Stored data:
□ □ □
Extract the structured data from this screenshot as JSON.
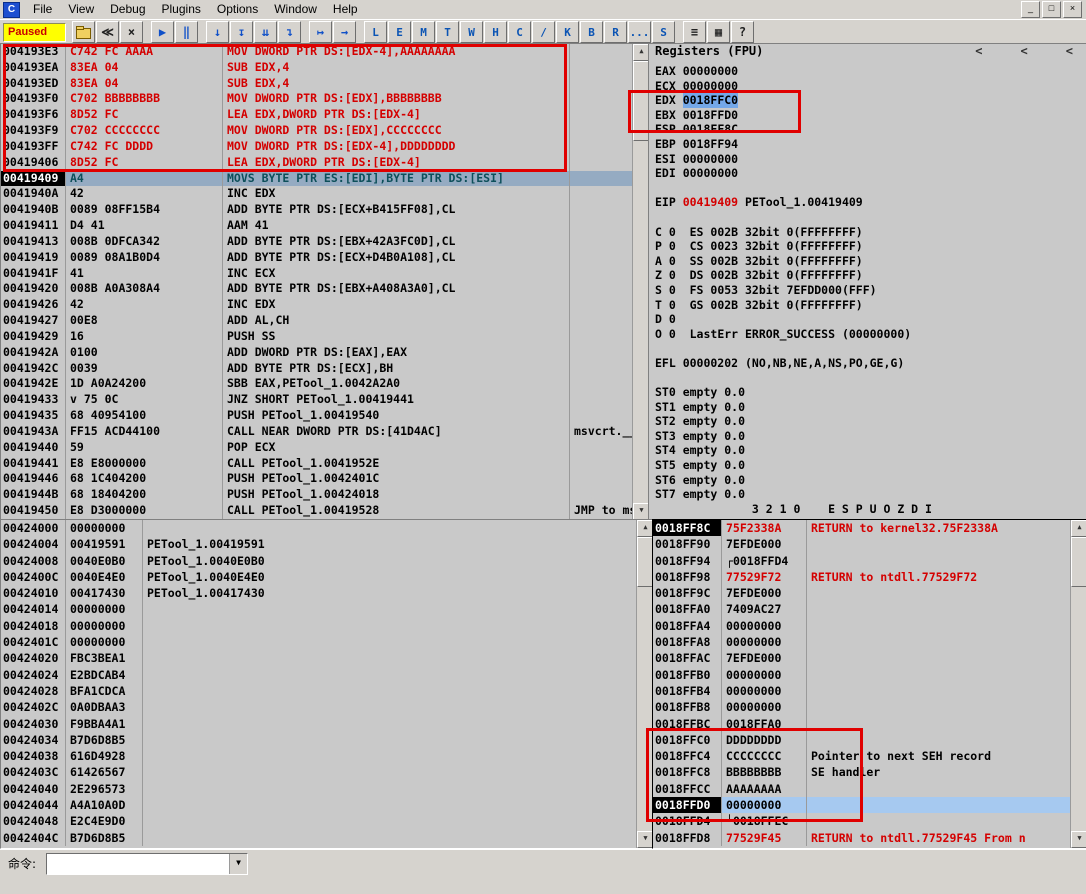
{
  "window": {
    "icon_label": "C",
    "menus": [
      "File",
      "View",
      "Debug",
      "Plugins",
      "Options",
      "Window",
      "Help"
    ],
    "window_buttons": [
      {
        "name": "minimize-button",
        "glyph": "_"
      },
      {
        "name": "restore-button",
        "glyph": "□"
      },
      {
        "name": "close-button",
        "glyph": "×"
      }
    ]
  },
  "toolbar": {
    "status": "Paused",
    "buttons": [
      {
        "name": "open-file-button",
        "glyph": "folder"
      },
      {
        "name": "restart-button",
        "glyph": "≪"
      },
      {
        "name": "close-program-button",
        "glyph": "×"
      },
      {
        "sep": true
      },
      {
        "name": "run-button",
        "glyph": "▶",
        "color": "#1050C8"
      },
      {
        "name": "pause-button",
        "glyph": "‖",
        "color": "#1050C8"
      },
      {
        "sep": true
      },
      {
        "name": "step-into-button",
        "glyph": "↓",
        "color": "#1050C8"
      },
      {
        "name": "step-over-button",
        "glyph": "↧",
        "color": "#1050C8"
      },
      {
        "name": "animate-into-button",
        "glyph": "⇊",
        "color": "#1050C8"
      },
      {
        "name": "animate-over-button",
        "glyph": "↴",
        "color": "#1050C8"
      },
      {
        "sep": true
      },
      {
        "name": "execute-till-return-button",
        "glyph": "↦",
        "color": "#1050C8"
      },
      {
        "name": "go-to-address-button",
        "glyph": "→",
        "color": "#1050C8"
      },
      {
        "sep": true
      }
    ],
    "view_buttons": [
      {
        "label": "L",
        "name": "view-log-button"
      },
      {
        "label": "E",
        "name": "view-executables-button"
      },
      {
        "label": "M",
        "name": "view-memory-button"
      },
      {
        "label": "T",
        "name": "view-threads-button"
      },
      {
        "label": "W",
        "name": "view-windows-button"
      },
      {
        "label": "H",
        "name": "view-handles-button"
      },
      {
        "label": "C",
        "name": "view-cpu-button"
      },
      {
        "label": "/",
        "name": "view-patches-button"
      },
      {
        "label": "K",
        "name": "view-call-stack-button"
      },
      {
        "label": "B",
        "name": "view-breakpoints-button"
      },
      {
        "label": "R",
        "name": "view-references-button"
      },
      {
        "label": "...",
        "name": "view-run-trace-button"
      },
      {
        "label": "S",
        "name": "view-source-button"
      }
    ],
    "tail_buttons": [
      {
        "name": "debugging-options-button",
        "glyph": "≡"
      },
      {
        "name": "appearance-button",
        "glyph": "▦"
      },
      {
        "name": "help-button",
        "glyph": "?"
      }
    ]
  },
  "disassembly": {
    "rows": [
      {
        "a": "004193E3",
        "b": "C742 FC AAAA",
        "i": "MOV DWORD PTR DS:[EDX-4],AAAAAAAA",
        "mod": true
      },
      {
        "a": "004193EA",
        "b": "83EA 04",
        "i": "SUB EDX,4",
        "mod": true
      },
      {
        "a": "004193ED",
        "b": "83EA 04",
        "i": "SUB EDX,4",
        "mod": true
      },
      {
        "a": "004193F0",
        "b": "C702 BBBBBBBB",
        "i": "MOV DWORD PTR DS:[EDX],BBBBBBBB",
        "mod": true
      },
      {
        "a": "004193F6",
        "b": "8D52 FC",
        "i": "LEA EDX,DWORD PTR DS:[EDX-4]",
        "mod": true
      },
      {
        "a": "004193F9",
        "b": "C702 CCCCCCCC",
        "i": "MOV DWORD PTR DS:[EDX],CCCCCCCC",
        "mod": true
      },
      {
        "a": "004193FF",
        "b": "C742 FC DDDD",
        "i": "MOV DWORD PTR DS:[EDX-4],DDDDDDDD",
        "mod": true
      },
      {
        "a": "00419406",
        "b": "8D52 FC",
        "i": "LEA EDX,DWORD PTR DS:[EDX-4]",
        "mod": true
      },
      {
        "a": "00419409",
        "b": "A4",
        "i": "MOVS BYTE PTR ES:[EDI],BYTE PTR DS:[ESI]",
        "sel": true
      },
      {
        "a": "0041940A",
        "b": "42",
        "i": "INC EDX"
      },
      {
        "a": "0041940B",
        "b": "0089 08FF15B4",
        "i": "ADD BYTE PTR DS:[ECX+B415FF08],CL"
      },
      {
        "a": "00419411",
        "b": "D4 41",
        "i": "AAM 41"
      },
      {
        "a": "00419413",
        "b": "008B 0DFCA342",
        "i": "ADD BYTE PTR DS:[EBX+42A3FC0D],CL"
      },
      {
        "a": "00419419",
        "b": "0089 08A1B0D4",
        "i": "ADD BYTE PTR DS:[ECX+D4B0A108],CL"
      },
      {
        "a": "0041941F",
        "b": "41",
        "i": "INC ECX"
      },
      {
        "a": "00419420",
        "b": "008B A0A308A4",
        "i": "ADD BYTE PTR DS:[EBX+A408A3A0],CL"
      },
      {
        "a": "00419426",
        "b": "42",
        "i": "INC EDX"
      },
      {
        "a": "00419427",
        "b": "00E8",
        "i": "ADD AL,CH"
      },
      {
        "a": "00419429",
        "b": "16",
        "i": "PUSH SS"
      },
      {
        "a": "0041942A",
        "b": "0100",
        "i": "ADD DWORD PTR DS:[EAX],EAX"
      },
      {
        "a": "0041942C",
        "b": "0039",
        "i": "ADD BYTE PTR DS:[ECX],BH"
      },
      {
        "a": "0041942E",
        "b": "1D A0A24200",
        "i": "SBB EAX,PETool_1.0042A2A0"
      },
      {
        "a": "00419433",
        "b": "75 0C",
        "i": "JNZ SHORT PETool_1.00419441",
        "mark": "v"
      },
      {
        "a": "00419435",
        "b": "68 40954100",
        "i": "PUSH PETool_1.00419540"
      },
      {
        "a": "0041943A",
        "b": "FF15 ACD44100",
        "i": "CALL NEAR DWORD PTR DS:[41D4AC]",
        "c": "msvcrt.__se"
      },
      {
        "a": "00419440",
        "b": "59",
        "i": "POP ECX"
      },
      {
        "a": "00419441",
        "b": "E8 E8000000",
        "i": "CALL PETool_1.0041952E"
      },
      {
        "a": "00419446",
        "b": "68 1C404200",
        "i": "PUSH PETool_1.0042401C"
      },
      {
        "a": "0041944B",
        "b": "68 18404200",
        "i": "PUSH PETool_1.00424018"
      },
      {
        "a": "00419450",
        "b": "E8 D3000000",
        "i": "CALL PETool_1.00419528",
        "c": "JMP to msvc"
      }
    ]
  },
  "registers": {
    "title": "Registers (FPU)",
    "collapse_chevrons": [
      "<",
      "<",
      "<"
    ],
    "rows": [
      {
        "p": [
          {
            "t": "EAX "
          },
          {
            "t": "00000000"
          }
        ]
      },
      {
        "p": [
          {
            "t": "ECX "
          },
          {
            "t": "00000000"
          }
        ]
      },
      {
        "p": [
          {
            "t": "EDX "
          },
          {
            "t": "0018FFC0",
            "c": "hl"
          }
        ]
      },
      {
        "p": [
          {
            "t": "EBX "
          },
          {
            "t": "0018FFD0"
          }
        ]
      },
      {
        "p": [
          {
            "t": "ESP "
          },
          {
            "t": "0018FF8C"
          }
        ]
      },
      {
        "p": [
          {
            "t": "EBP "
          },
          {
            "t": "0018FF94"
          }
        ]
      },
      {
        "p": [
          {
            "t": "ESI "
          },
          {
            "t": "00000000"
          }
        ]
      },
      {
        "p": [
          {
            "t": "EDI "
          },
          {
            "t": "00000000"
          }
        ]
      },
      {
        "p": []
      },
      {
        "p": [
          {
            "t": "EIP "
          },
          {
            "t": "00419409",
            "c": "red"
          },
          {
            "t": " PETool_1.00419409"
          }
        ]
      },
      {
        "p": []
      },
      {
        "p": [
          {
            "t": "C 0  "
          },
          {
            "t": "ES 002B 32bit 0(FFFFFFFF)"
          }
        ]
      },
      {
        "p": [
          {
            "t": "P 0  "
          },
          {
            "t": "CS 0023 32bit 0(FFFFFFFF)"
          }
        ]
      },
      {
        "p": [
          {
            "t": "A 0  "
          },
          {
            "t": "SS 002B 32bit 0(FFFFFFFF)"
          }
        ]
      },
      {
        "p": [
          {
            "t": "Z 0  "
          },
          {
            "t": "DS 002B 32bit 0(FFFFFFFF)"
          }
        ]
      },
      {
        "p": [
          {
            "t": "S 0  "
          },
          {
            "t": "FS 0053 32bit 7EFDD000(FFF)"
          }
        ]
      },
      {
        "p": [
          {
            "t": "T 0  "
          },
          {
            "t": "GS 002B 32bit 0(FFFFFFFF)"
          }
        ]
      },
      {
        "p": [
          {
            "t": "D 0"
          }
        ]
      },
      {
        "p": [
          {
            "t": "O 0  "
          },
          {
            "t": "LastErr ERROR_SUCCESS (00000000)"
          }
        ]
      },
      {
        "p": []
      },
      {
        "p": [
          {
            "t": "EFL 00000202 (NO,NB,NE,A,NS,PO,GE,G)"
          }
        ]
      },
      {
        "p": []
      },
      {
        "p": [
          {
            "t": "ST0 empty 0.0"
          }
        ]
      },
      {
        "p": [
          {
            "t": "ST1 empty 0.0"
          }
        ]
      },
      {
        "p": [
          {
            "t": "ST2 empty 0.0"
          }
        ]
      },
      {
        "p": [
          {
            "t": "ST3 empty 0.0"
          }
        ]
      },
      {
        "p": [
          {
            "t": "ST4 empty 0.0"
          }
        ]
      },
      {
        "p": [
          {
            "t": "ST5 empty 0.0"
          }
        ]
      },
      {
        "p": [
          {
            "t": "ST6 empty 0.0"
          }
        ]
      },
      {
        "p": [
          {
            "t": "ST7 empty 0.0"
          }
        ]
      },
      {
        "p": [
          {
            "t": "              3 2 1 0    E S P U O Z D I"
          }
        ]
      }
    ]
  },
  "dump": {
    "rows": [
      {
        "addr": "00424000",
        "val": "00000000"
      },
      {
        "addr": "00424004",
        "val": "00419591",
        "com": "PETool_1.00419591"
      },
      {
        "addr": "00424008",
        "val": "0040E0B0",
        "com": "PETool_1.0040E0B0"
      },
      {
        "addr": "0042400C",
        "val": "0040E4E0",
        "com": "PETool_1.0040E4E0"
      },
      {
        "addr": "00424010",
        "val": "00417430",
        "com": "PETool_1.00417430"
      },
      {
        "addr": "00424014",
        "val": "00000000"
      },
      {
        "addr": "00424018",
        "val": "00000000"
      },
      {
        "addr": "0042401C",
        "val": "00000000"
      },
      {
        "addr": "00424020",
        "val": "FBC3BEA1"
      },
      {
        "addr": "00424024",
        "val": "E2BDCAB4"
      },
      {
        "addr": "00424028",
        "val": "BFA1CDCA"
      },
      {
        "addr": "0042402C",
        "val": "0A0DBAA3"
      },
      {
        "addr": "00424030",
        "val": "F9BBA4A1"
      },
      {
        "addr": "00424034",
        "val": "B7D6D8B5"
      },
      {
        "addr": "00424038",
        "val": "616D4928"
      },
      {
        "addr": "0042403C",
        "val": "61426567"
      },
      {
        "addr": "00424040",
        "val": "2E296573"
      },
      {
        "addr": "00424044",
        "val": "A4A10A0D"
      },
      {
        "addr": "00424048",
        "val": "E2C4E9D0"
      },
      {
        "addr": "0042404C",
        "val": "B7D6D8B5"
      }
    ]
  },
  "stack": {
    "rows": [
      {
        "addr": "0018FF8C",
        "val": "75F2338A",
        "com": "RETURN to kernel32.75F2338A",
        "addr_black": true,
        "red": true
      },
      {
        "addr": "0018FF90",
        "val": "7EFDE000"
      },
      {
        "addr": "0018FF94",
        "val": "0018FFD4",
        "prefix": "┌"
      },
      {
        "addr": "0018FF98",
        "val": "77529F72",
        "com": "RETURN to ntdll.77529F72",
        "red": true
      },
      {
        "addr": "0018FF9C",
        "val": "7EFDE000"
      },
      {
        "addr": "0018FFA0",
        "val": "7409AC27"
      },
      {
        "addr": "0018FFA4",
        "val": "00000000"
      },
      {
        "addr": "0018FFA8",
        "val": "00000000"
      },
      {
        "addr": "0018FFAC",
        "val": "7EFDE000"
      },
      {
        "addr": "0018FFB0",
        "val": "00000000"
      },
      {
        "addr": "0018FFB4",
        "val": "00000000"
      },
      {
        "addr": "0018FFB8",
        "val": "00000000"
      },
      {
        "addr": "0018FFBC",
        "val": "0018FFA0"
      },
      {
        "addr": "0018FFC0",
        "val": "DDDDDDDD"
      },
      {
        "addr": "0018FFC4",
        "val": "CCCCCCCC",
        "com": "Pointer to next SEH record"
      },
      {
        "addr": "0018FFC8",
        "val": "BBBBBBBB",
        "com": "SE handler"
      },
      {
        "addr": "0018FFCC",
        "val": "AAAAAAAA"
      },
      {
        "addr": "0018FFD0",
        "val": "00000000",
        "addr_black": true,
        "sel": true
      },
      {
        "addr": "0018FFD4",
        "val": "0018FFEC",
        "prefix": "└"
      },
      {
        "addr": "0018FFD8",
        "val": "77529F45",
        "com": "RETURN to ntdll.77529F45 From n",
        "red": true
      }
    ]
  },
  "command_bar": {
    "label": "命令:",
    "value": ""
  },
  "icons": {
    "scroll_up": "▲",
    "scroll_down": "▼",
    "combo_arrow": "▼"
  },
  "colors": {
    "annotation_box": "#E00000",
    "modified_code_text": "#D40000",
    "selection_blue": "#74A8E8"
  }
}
□ □ □
▸ **Task prompt**
List all lines holding the string "step".

▸ **Response to the task**
        "name": "step-into-button",
        "name": "step-over-button",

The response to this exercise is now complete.